### Study material

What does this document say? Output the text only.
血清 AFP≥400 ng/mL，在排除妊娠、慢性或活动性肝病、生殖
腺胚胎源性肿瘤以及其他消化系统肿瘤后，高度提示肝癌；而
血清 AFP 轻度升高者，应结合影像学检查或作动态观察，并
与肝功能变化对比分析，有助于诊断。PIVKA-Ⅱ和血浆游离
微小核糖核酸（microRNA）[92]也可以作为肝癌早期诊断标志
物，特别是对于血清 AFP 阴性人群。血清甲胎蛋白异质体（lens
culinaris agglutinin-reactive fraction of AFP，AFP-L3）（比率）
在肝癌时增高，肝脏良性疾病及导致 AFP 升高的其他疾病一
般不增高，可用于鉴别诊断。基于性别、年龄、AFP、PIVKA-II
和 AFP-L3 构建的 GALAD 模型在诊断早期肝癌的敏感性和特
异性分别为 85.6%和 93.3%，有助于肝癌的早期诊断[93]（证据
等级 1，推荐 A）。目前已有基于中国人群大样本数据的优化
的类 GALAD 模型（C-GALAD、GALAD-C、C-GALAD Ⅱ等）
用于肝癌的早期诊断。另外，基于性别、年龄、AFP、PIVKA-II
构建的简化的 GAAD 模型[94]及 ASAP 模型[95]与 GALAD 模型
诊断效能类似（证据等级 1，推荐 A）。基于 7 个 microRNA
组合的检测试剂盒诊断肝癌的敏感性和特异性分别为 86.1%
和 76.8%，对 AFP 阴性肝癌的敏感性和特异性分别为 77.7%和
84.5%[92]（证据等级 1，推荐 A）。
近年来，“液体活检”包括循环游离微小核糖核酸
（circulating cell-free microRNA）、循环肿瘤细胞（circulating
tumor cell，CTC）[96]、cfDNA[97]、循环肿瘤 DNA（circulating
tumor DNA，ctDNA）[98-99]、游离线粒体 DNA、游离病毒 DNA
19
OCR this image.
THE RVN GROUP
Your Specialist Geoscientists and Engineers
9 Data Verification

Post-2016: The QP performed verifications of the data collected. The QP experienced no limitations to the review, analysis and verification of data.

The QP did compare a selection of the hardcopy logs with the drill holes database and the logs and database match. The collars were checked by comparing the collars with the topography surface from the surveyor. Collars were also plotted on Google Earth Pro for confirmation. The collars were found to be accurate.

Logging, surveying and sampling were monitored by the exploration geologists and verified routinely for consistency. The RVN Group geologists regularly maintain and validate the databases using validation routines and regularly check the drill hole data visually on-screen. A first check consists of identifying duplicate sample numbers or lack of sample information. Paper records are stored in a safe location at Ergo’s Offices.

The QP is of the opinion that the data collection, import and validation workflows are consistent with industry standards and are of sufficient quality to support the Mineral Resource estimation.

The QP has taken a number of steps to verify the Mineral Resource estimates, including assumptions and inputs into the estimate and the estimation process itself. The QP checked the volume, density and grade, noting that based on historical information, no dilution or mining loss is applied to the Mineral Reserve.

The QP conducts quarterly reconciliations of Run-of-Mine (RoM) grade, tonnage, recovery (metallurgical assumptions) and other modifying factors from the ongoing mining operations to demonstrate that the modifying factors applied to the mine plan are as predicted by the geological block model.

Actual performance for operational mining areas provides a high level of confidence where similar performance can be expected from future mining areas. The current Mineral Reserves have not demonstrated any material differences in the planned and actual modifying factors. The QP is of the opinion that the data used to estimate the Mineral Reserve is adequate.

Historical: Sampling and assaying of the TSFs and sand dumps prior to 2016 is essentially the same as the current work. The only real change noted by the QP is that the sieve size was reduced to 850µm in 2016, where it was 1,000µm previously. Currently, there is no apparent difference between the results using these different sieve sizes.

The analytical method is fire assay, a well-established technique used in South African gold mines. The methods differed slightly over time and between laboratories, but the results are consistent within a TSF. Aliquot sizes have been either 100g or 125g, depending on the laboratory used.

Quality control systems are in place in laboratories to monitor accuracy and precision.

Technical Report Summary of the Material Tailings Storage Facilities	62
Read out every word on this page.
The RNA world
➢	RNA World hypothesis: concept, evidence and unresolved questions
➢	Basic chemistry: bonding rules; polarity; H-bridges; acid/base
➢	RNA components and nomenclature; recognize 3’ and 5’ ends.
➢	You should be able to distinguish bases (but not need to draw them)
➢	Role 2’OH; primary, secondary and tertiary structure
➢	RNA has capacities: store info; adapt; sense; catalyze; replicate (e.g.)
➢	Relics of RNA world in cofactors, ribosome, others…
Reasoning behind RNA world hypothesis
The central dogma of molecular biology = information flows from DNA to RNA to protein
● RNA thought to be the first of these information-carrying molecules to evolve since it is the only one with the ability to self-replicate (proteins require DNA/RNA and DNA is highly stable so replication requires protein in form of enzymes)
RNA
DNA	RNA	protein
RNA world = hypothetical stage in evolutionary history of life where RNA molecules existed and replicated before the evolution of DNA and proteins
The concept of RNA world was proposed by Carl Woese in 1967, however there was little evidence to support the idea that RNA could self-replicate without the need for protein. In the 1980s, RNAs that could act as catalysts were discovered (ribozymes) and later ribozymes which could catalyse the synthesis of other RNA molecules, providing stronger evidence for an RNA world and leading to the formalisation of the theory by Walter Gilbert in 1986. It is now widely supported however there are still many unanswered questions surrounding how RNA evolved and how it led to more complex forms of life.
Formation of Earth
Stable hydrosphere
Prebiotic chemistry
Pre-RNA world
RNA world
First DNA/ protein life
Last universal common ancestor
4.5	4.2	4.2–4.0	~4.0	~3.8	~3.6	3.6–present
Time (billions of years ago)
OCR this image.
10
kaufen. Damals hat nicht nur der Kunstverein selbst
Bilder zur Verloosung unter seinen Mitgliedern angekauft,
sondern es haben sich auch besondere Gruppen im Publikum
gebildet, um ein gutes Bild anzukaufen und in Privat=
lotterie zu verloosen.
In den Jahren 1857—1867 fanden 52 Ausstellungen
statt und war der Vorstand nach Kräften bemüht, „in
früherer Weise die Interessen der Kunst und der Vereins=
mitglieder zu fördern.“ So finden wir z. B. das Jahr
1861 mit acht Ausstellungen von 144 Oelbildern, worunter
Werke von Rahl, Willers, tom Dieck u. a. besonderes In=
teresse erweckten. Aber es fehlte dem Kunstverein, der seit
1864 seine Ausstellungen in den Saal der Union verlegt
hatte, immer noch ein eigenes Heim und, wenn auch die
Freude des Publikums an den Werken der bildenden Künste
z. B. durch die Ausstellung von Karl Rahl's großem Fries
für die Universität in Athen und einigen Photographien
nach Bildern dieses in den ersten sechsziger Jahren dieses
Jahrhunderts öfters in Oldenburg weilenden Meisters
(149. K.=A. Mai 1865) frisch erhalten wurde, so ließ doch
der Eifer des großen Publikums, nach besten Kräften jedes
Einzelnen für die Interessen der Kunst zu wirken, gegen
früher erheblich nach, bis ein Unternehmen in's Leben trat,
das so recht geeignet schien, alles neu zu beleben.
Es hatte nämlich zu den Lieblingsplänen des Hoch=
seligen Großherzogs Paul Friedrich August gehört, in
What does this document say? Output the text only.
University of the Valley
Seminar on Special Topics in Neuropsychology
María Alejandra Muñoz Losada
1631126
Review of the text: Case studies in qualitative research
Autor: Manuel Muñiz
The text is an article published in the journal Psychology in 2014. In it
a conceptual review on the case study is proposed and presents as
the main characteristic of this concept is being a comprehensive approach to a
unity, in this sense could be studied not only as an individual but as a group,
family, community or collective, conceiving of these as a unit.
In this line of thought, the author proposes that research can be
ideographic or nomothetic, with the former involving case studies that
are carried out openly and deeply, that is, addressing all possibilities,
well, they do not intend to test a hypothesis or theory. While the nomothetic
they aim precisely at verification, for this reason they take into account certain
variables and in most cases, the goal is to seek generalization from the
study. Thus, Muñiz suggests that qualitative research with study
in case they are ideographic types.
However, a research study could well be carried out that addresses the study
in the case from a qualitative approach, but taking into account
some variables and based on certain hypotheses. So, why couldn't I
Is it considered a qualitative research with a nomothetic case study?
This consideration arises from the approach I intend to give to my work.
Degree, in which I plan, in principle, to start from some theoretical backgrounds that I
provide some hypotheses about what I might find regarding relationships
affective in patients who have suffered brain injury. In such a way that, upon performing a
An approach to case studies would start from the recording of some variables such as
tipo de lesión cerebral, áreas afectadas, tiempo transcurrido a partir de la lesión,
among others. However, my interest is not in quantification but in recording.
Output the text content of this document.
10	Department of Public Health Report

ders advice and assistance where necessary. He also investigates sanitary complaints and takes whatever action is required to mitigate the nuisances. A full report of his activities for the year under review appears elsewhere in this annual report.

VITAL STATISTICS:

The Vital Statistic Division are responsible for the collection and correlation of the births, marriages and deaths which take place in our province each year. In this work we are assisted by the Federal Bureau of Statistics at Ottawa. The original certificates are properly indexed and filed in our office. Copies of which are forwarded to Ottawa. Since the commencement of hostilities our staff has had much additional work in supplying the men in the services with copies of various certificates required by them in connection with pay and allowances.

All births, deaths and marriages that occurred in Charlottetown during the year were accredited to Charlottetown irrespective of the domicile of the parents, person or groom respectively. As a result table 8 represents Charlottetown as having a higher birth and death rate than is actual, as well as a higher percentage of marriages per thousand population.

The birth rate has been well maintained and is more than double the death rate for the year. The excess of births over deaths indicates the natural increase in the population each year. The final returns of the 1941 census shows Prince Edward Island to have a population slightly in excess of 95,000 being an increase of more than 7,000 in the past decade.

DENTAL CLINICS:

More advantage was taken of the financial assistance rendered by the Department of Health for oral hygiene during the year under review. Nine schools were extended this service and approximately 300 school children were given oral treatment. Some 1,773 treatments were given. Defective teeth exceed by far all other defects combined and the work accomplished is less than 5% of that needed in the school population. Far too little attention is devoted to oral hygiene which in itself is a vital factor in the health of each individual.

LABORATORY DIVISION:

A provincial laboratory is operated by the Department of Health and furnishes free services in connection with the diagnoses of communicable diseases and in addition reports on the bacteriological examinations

######

Problem statement
Determine the count of lines in the data above with the string "recording" in them, and give that count alone.

Answer space
2